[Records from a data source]
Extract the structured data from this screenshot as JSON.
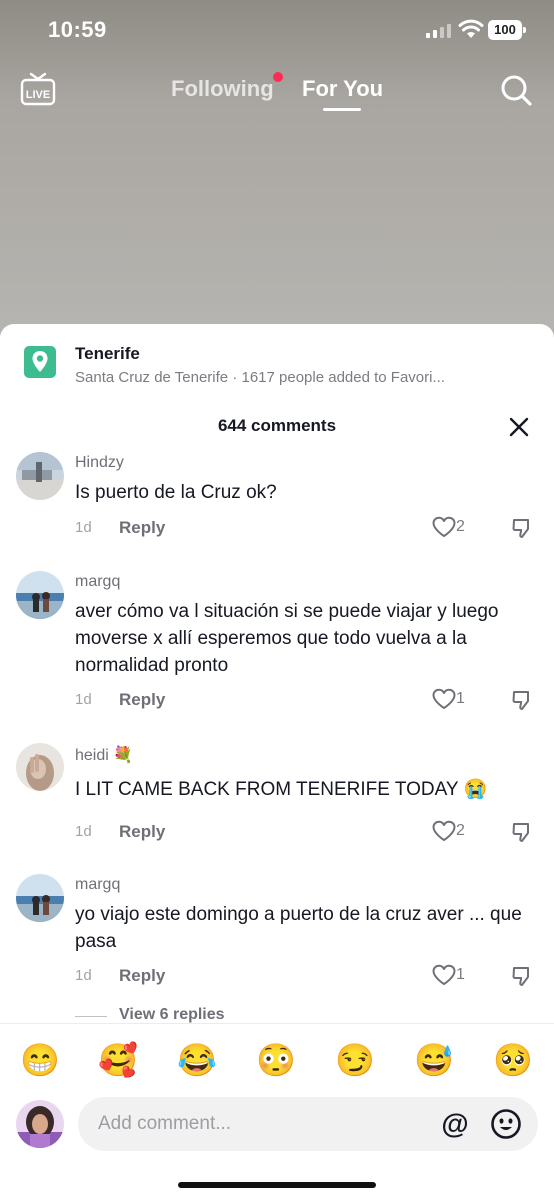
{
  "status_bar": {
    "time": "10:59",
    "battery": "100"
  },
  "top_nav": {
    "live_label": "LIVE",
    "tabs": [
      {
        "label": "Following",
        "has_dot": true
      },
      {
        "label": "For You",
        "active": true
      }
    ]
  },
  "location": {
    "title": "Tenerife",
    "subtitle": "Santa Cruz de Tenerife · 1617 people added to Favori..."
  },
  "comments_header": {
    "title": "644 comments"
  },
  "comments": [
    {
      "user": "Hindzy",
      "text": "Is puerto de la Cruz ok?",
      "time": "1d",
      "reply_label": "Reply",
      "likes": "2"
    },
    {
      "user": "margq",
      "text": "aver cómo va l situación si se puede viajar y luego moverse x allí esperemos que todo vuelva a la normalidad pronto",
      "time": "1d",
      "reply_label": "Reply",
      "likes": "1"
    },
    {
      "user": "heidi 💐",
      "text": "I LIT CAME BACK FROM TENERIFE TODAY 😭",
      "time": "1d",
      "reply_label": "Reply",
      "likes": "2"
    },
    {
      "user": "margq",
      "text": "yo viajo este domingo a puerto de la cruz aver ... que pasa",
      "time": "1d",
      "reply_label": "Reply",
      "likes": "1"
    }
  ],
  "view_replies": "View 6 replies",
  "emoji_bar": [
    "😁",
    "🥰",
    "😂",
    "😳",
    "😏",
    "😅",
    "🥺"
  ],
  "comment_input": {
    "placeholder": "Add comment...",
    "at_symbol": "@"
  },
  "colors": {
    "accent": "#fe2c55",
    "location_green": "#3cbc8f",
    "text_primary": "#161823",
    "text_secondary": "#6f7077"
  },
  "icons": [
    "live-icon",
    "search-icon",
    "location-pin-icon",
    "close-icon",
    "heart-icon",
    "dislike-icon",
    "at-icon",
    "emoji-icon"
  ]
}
...
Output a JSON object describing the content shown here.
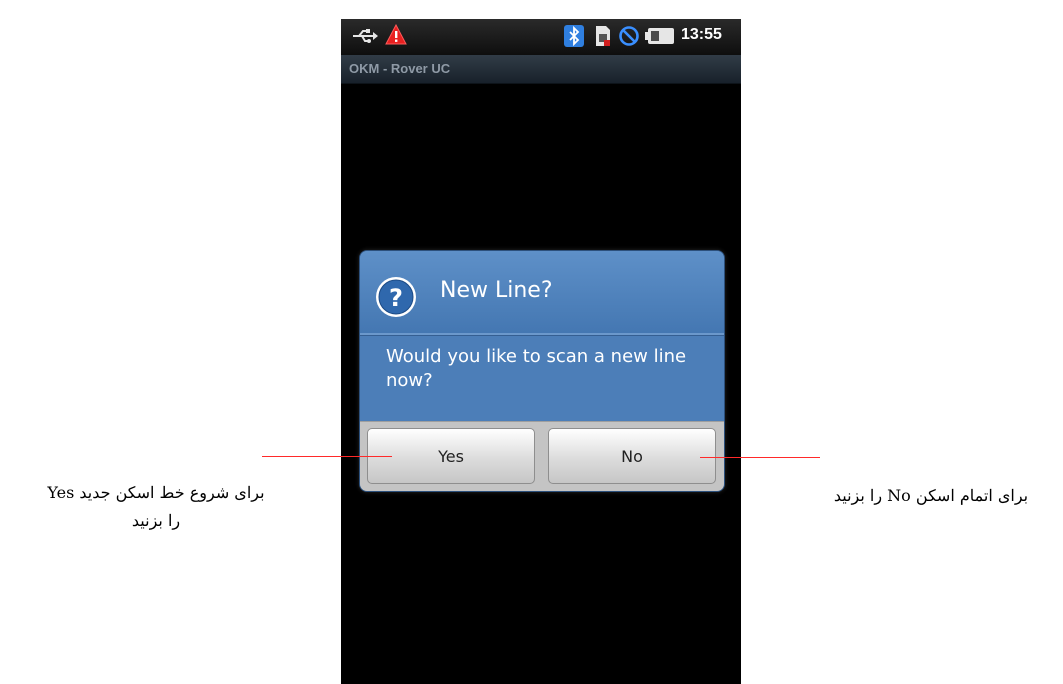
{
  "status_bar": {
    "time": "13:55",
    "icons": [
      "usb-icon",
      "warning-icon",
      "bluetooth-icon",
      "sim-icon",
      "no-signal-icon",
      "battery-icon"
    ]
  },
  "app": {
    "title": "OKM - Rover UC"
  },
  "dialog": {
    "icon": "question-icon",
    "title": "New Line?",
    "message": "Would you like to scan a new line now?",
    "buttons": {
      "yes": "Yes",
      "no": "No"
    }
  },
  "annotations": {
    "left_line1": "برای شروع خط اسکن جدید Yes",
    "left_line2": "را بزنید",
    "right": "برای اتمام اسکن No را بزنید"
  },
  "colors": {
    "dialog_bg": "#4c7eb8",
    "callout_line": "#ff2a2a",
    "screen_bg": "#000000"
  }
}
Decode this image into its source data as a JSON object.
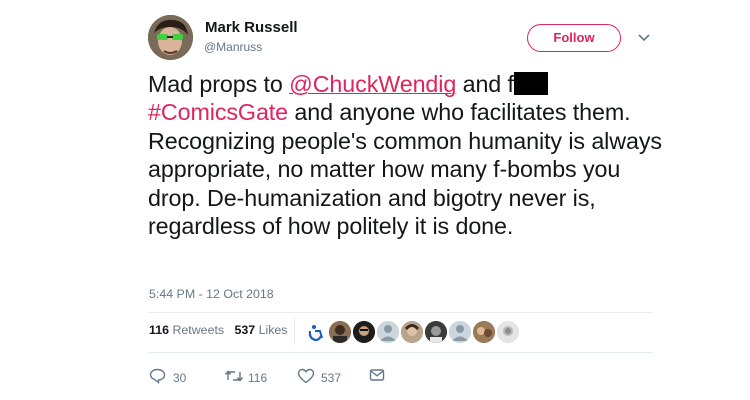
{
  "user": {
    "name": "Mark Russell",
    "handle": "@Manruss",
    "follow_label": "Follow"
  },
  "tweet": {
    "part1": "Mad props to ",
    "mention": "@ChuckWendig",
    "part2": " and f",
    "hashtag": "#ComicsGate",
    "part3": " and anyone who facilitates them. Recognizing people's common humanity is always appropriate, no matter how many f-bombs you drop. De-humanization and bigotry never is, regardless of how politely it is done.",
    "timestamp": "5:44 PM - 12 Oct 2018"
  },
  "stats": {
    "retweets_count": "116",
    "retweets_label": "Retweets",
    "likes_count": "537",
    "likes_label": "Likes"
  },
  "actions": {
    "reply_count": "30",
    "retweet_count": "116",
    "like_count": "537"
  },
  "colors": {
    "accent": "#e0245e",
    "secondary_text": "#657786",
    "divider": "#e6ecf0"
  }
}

Exercise objective:
Show every line where the string "برای" appears.

Solution below:
    "left_line1": "برای شروع خط اسکن جدید Yes",
    "right": "برای اتمام اسکن No را بزنید"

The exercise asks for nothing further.